Extract each line of the data and write it out again exactly.

___ RECORDS FOR PROCESSING

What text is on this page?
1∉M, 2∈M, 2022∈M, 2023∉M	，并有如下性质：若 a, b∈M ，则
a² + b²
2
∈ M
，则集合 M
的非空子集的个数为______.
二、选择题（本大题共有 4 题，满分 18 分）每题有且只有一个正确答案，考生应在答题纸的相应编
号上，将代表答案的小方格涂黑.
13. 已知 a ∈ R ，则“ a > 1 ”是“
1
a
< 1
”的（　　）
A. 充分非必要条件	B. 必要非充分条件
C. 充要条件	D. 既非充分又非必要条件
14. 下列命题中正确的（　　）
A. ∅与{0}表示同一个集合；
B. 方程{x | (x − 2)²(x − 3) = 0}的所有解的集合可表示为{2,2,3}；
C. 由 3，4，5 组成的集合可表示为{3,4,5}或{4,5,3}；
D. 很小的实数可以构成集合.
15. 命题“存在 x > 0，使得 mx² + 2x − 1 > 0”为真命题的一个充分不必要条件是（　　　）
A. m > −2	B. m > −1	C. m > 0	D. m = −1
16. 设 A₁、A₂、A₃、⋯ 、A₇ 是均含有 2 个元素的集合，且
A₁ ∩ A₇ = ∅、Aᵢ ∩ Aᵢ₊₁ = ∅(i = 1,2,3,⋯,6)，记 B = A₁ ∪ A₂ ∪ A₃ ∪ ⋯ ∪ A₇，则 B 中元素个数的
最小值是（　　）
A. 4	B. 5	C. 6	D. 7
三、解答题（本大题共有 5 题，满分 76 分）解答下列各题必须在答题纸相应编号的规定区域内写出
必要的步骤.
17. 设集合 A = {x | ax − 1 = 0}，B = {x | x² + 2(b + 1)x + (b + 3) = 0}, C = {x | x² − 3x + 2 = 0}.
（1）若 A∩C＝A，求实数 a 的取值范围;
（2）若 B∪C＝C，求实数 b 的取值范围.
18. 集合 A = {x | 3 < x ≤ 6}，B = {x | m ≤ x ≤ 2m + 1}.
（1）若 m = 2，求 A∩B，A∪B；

______

-- SOLUTION TO THE PROBLEM --
What text is on this page?
1∉M, 2∈M, 2022∈M, 2023∉M	，并有如下性质：若 a, b∈M ，则
a² + b²
2
∈ M
，则集合 M
的非空子集的个数为______.
二、选择题（本大题共有 4 题，满分 18 分）每题有且只有一个正确答案，考生应在答题纸的相应编
号上，将代表答案的小方格涂黑.
13. 已知 a ∈ R ，则“ a > 1 ”是“
1
a
< 1
”的（　　）
A. 充分非必要条件	B. 必要非充分条件
C. 充要条件	D. 既非充分又非必要条件
14. 下列命题中正确的（　　）
A. ∅与{0}表示同一个集合；
B. 方程{x | (x − 2)²(x − 3) = 0}的所有解的集合可表示为{2,2,3}；
C. 由 3，4，5 组成的集合可表示为{3,4,5}或{4,5,3}；
D. 很小的实数可以构成集合.
15. 命题“存在 x > 0，使得 mx² + 2x − 1 > 0”为真命题的一个充分不必要条件是（　　　）
A. m > −2	B. m > −1	C. m > 0	D. m = −1
16. 设 A₁、A₂、A₃、⋯ 、A₇ 是均含有 2 个元素的集合，且
A₁ ∩ A₇ = ∅、Aᵢ ∩ Aᵢ₊₁ = ∅(i = 1,2,3,⋯,6)，记 B = A₁ ∪ A₂ ∪ A₃ ∪ ⋯ ∪ A₇，则 B 中元素个数的
最小值是（　　）
A. 4	B. 5	C. 6	D. 7
三、解答题（本大题共有 5 题，满分 76 分）解答下列各题必须在答题纸相应编号的规定区域内写出
必要的步骤.
17. 设集合 A = {x | ax − 1 = 0}，B = {x | x² + 2(b + 1)x + (b + 3) = 0}, C = {x | x² − 3x + 2 = 0}.
（1）若 A∩C＝A，求实数 a 的取值范围;
（2）若 B∪C＝C，求实数 b 的取值范围.
18. 集合 A = {x | 3 < x ≤ 6}，B = {x | m ≤ x ≤ 2m + 1}.
（1）若 m = 2，求 A∩B，A∪B；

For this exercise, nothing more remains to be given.